> [What the task requires]
State the number of lines in the material below that have "tmall" in them, without any other text.
════════════════
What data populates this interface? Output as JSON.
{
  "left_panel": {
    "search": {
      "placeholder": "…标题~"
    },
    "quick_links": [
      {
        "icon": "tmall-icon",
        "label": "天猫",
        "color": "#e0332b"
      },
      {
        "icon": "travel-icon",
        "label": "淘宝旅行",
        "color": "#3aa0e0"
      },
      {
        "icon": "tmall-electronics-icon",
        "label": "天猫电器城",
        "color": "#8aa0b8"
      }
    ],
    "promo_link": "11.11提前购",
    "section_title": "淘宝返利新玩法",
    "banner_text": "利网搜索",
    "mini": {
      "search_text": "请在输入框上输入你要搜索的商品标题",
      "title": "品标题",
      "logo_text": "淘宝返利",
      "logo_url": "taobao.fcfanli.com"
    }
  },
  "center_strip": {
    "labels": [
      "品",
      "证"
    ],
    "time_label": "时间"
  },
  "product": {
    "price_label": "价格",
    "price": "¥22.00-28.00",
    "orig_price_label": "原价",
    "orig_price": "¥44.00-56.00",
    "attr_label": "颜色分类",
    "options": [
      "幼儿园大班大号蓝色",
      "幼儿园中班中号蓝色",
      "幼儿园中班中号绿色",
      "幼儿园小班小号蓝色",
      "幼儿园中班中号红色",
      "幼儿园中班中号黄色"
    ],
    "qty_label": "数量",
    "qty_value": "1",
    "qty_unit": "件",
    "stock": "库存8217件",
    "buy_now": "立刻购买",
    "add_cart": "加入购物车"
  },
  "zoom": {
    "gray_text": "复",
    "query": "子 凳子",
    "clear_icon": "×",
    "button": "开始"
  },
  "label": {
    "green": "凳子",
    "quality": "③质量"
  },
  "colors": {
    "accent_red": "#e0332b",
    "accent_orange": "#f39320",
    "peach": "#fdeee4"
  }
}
════════════════
> [Expected answer]
2